-- BRIEF --
Locate each line of the material that contains "this", then return it.

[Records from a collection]
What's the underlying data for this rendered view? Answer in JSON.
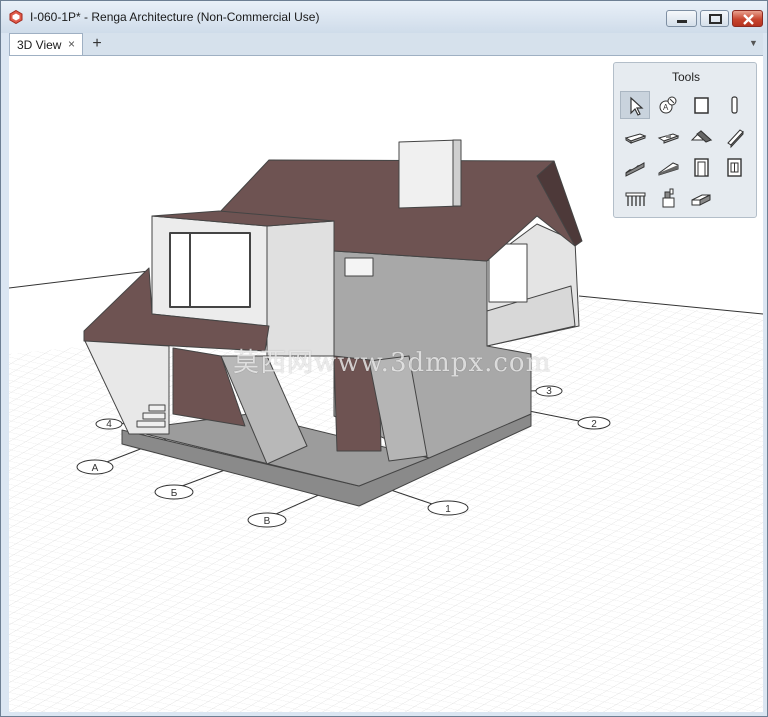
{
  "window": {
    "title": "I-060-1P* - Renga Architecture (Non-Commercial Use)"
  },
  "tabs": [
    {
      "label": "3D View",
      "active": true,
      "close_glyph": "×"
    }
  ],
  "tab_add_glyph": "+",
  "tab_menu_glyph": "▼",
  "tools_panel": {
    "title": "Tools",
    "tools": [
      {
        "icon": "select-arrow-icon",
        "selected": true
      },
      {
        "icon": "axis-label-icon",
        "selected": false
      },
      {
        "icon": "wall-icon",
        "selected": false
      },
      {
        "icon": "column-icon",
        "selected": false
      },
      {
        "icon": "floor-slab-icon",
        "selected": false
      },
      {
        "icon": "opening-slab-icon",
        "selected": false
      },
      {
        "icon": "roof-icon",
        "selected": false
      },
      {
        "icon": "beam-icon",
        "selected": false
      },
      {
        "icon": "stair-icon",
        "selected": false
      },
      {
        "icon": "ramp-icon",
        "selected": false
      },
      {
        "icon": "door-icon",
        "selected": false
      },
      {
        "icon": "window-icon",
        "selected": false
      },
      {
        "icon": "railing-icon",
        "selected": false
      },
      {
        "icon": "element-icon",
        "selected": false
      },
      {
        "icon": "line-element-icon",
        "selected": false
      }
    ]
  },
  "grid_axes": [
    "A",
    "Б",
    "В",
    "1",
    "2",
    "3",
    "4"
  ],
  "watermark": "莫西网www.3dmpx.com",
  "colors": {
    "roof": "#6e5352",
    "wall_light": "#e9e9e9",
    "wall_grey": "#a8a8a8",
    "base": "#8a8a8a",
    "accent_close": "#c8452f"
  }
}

==

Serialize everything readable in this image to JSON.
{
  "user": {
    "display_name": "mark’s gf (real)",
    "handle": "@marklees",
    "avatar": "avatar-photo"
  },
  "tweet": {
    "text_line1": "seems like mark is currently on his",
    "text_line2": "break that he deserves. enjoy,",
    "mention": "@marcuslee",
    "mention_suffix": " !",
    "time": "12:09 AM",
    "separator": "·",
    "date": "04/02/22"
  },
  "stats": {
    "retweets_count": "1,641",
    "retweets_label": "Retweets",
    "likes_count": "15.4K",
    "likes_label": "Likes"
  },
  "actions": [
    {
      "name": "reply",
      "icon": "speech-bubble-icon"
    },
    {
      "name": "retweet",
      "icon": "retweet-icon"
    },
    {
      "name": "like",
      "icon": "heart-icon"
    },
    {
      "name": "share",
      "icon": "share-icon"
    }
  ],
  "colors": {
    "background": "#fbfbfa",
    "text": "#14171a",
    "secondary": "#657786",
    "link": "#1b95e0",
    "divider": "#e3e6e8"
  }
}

* * *

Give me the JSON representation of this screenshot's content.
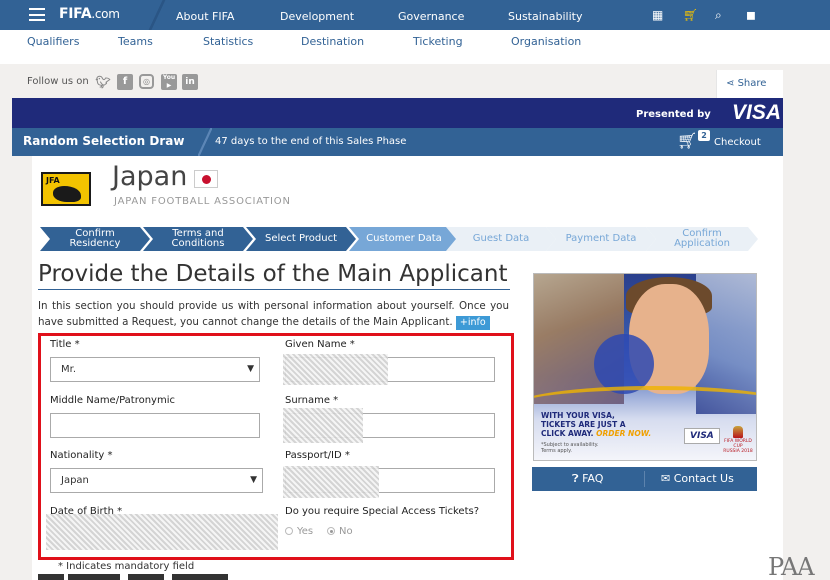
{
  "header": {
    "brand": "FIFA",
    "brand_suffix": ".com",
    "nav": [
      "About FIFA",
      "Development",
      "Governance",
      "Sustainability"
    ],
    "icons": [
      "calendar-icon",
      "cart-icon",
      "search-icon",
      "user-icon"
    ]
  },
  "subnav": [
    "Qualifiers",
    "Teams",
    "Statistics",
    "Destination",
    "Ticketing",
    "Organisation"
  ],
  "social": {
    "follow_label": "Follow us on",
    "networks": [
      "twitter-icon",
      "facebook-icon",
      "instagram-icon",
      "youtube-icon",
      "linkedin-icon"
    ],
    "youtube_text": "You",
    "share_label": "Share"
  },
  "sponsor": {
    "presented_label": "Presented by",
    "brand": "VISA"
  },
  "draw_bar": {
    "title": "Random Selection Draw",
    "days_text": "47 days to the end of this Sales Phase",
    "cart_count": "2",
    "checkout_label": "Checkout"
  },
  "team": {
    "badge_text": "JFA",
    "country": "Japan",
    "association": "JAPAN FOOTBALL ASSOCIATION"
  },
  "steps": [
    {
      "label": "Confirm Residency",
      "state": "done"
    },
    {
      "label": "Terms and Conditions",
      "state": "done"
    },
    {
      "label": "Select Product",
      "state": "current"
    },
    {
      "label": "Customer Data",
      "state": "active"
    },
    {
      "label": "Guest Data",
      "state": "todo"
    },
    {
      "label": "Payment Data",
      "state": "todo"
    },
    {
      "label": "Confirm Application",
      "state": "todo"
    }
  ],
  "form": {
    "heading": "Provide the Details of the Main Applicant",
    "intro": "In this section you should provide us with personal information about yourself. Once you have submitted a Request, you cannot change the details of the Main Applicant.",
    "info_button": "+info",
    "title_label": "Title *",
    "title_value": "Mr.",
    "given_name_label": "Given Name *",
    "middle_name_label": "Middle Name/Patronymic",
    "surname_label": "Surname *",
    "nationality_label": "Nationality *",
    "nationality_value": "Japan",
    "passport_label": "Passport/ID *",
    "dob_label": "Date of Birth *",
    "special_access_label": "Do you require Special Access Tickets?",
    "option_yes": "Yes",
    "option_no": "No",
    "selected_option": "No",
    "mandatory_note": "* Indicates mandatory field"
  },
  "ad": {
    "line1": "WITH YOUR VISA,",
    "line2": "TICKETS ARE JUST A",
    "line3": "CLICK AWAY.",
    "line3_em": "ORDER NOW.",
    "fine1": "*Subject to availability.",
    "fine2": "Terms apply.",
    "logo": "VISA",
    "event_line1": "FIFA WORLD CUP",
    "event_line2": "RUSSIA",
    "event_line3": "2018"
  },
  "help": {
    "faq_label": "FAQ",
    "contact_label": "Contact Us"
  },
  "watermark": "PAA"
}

-- EXERCISE ANSWER --
What's the underlying data for this rendered view? Answer in JSON.
Serialize everything readable in this image to JSON.
Give me the JSON representation of this screenshot's content.
    "days_text": "47 days to the end of this Sales Phase",
    "intro": "In this section you should provide us with personal information about yourself. Once you have submitted a Request, you cannot change the details of the Main Applicant.",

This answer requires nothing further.